-- DIRECTIVE --
Rewrite the items below, replacing each "x-tick-label" with "x-axis-label" and keeping everything else the same.
# DATA LISTING start
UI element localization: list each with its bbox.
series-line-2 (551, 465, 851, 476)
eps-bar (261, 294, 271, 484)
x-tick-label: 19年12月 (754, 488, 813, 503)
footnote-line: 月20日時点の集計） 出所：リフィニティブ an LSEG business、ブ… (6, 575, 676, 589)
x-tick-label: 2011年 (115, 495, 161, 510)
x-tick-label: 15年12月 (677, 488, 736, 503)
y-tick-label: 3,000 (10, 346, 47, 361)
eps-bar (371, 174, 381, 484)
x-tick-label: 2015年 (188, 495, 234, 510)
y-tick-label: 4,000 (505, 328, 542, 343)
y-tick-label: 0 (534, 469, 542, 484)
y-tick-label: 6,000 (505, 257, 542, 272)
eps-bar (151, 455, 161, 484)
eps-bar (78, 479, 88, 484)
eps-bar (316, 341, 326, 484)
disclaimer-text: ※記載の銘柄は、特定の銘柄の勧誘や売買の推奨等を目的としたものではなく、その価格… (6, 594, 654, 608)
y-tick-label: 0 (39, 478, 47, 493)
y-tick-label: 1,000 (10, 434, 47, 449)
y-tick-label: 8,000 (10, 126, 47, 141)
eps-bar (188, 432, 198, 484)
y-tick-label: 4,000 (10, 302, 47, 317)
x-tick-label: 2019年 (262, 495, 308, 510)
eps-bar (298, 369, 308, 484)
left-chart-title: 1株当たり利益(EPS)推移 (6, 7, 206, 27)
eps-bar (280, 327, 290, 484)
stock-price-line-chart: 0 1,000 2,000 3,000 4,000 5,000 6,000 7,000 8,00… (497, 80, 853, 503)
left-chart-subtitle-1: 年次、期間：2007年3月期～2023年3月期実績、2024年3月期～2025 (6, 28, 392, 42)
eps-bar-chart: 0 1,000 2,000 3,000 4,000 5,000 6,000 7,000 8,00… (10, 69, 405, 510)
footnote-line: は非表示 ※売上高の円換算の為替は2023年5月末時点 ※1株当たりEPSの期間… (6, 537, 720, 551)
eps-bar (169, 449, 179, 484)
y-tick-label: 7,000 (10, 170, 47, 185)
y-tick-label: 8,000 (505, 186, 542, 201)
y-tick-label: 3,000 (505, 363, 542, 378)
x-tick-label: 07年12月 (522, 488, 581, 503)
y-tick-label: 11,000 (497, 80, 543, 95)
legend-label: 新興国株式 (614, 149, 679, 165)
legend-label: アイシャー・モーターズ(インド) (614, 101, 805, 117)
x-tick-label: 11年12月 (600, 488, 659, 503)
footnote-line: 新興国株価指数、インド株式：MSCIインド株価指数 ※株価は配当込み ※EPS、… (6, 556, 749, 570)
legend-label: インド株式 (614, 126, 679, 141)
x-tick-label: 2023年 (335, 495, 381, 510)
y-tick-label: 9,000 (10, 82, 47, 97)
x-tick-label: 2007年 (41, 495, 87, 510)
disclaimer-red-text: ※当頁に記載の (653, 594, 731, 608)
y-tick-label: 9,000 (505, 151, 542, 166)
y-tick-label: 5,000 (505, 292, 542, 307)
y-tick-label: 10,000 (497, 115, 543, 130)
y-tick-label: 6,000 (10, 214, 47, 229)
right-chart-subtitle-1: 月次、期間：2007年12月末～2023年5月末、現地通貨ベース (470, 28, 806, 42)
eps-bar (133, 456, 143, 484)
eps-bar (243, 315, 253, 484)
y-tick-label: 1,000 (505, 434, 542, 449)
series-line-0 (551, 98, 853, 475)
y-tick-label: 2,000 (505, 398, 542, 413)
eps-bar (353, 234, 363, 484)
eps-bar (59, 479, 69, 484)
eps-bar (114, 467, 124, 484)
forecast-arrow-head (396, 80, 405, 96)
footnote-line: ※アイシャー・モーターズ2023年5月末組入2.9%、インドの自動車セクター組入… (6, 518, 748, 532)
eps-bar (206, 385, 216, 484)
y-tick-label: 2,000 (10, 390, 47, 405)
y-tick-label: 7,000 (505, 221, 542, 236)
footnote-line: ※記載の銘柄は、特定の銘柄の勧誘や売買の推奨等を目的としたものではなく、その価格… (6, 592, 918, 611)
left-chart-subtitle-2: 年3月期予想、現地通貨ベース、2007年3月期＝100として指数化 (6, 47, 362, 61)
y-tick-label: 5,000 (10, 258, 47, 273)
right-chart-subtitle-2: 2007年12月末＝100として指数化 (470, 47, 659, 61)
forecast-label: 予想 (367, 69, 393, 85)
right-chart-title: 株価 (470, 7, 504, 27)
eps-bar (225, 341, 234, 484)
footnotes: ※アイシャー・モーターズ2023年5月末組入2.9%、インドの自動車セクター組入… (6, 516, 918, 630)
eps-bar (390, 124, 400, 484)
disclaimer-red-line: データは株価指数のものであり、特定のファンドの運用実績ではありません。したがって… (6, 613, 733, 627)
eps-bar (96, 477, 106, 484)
# DATA LISTING end
-- TASK ANSWER --
UI element localization: list each with its bbox.
series-line-2 (551, 465, 851, 476)
eps-bar (261, 294, 271, 484)
x-axis-label: 19年12月 (754, 488, 813, 503)
footnote-line: 月20日時点の集計） 出所：リフィニティブ an LSEG business、ブ… (6, 575, 676, 589)
x-axis-label: 2011年 (115, 495, 161, 510)
x-axis-label: 15年12月 (677, 488, 736, 503)
y-tick-label: 3,000 (10, 346, 47, 361)
eps-bar (371, 174, 381, 484)
x-axis-label: 2015年 (188, 495, 234, 510)
y-tick-label: 4,000 (505, 328, 542, 343)
y-tick-label: 0 (534, 469, 542, 484)
y-tick-label: 6,000 (505, 257, 542, 272)
eps-bar (151, 455, 161, 484)
eps-bar (78, 479, 88, 484)
eps-bar (316, 341, 326, 484)
disclaimer-text: ※記載の銘柄は、特定の銘柄の勧誘や売買の推奨等を目的としたものではなく、その価格… (6, 594, 654, 608)
y-tick-label: 0 (39, 478, 47, 493)
y-tick-label: 1,000 (10, 434, 47, 449)
y-tick-label: 8,000 (10, 126, 47, 141)
eps-bar (188, 432, 198, 484)
y-tick-label: 4,000 (10, 302, 47, 317)
x-axis-label: 2019年 (262, 495, 308, 510)
eps-bar (298, 369, 308, 484)
left-chart-title: 1株当たり利益(EPS)推移 (6, 7, 206, 27)
eps-bar (280, 327, 290, 484)
stock-price-line-chart: 0 1,000 2,000 3,000 4,000 5,000 6,000 7,000 8,00… (497, 80, 853, 503)
left-chart-subtitle-1: 年次、期間：2007年3月期～2023年3月期実績、2024年3月期～2025 (6, 28, 392, 42)
eps-bar-chart: 0 1,000 2,000 3,000 4,000 5,000 6,000 7,000 8,00… (10, 69, 405, 510)
footnote-line: は非表示 ※売上高の円換算の為替は2023年5月末時点 ※1株当たりEPSの期間… (6, 537, 720, 551)
eps-bar (169, 449, 179, 484)
y-tick-label: 7,000 (10, 170, 47, 185)
y-tick-label: 8,000 (505, 186, 542, 201)
y-tick-label: 3,000 (505, 363, 542, 378)
x-axis-label: 07年12月 (522, 488, 581, 503)
y-tick-label: 11,000 (497, 80, 543, 95)
legend-label: 新興国株式 (614, 149, 679, 165)
legend-label: アイシャー・モーターズ(インド) (614, 101, 805, 117)
x-axis-label: 11年12月 (600, 488, 659, 503)
footnote-line: 新興国株価指数、インド株式：MSCIインド株価指数 ※株価は配当込み ※EPS、… (6, 556, 749, 570)
legend-label: インド株式 (614, 126, 679, 141)
x-axis-label: 2023年 (335, 495, 381, 510)
y-tick-label: 9,000 (10, 82, 47, 97)
x-axis-label: 2007年 (41, 495, 87, 510)
disclaimer-red-text: ※当頁に記載の (653, 594, 731, 608)
y-tick-label: 9,000 (505, 151, 542, 166)
y-tick-label: 5,000 (505, 292, 542, 307)
y-tick-label: 10,000 (497, 115, 543, 130)
y-tick-label: 6,000 (10, 214, 47, 229)
right-chart-subtitle-1: 月次、期間：2007年12月末～2023年5月末、現地通貨ベース (470, 28, 806, 42)
eps-bar (133, 456, 143, 484)
eps-bar (243, 315, 253, 484)
y-tick-label: 1,000 (505, 434, 542, 449)
series-line-0 (551, 98, 853, 475)
y-tick-label: 2,000 (505, 398, 542, 413)
eps-bar (353, 234, 363, 484)
eps-bar (59, 479, 69, 484)
eps-bar (114, 467, 124, 484)
forecast-arrow-head (396, 80, 405, 96)
footnote-line: ※アイシャー・モーターズ2023年5月末組入2.9%、インドの自動車セクター組入… (6, 518, 748, 532)
eps-bar (206, 385, 216, 484)
y-tick-label: 2,000 (10, 390, 47, 405)
y-tick-label: 7,000 (505, 221, 542, 236)
footnote-line: ※記載の銘柄は、特定の銘柄の勧誘や売買の推奨等を目的としたものではなく、その価格… (6, 592, 918, 611)
left-chart-subtitle-2: 年3月期予想、現地通貨ベース、2007年3月期＝100として指数化 (6, 47, 362, 61)
y-tick-label: 5,000 (10, 258, 47, 273)
right-chart-subtitle-2: 2007年12月末＝100として指数化 (470, 47, 659, 61)
forecast-label: 予想 (367, 69, 393, 85)
right-chart-title: 株価 (470, 7, 504, 27)
eps-bar (225, 341, 234, 484)
footnotes: ※アイシャー・モーターズ2023年5月末組入2.9%、インドの自動車セクター組入… (6, 516, 918, 630)
eps-bar (390, 124, 400, 484)
disclaimer-red-line: データは株価指数のものであり、特定のファンドの運用実績ではありません。したがって… (6, 613, 733, 627)
eps-bar (96, 477, 106, 484)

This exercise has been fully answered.